• WHAT IS BEING ASKED: Check each line of the listing for the string "Constitutive", then state how many lines have it. Only the number is wanted.

• RECORD SET:

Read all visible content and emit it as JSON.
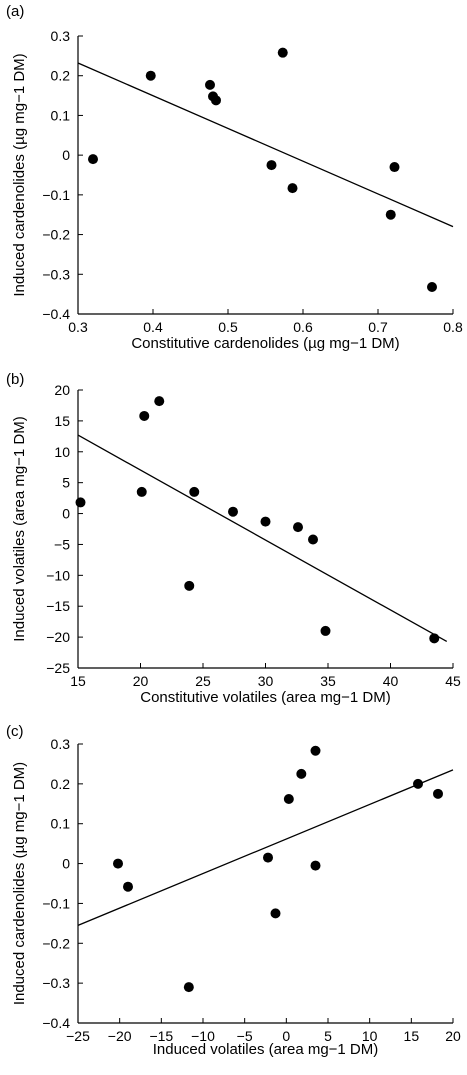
{
  "chart_data": [
    {
      "type": "scatter",
      "panel_label": "(a)",
      "xlabel": "Constitutive cardenolides (µg mg−1 DM)",
      "ylabel": "Induced cardenolides (µg mg−1 DM)",
      "xlim": [
        0.3,
        0.8
      ],
      "ylim": [
        -0.4,
        0.3
      ],
      "xticks": [
        0.3,
        0.4,
        0.5,
        0.6,
        0.7,
        0.8
      ],
      "yticks": [
        -0.4,
        -0.3,
        -0.2,
        -0.1,
        0,
        0.1,
        0.2,
        0.3
      ],
      "xtick_labels": [
        "0.3",
        "0.4",
        "0.5",
        "0.6",
        "0.7",
        "0.8"
      ],
      "ytick_labels": [
        "−0.4",
        "−0.3",
        "−0.2",
        "−0.1",
        "0",
        "0.1",
        "0.2",
        "0.3"
      ],
      "points": [
        [
          0.32,
          -0.01
        ],
        [
          0.397,
          0.2
        ],
        [
          0.476,
          0.177
        ],
        [
          0.48,
          0.148
        ],
        [
          0.484,
          0.138
        ],
        [
          0.558,
          -0.025
        ],
        [
          0.573,
          0.258
        ],
        [
          0.586,
          -0.083
        ],
        [
          0.717,
          -0.15
        ],
        [
          0.722,
          -0.03
        ],
        [
          0.772,
          -0.332
        ]
      ],
      "fit_line": [
        [
          0.3,
          0.232
        ],
        [
          0.8,
          -0.18
        ]
      ],
      "grid": false
    },
    {
      "type": "scatter",
      "panel_label": "(b)",
      "xlabel": "Constitutive volatiles (area mg−1 DM)",
      "ylabel": "Induced volatiles (area mg−1 DM)",
      "xlim": [
        15,
        45
      ],
      "ylim": [
        -25,
        20
      ],
      "xticks": [
        15,
        20,
        25,
        30,
        35,
        40,
        45
      ],
      "yticks": [
        -25,
        -20,
        -15,
        -10,
        -5,
        0,
        5,
        10,
        15,
        20
      ],
      "xtick_labels": [
        "15",
        "20",
        "25",
        "30",
        "35",
        "40",
        "45"
      ],
      "ytick_labels": [
        "−25",
        "−20",
        "−15",
        "−10",
        "−5",
        "0",
        "5",
        "10",
        "15",
        "20"
      ],
      "points": [
        [
          15.2,
          1.8
        ],
        [
          20.1,
          3.5
        ],
        [
          20.3,
          15.8
        ],
        [
          21.5,
          18.2
        ],
        [
          23.9,
          -11.7
        ],
        [
          24.3,
          3.5
        ],
        [
          27.4,
          0.3
        ],
        [
          30.0,
          -1.3
        ],
        [
          32.6,
          -2.2
        ],
        [
          33.8,
          -4.2
        ],
        [
          34.8,
          -19.0
        ],
        [
          43.5,
          -20.2
        ]
      ],
      "fit_line": [
        [
          15,
          12.7
        ],
        [
          44.5,
          -20.7
        ]
      ],
      "grid": false
    },
    {
      "type": "scatter",
      "panel_label": "(c)",
      "xlabel": "Induced volatiles (area mg−1 DM)",
      "ylabel": "Induced cardenolides (µg mg−1 DM)",
      "xlim": [
        -25,
        20
      ],
      "ylim": [
        -0.4,
        0.3
      ],
      "xticks": [
        -25,
        -20,
        -15,
        -10,
        -5,
        0,
        5,
        10,
        15,
        20
      ],
      "yticks": [
        -0.4,
        -0.3,
        -0.2,
        -0.1,
        0,
        0.1,
        0.2,
        0.3
      ],
      "xtick_labels": [
        "−25",
        "−20",
        "−15",
        "−10",
        "−5",
        "0",
        "5",
        "10",
        "15",
        "20"
      ],
      "ytick_labels": [
        "−0.4",
        "−0.3",
        "−0.2",
        "−0.1",
        "0",
        "0.1",
        "0.2",
        "0.3"
      ],
      "points": [
        [
          -20.2,
          0.0
        ],
        [
          -19.0,
          -0.058
        ],
        [
          -11.7,
          -0.31
        ],
        [
          -2.2,
          0.015
        ],
        [
          -1.3,
          -0.125
        ],
        [
          0.3,
          0.162
        ],
        [
          1.8,
          0.225
        ],
        [
          3.5,
          0.283
        ],
        [
          3.5,
          -0.005
        ],
        [
          15.8,
          0.2
        ],
        [
          18.2,
          0.175
        ]
      ],
      "fit_line": [
        [
          -25,
          -0.155
        ],
        [
          20,
          0.235
        ]
      ],
      "grid": false
    }
  ]
}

• COMPLETED EXERCISE: 2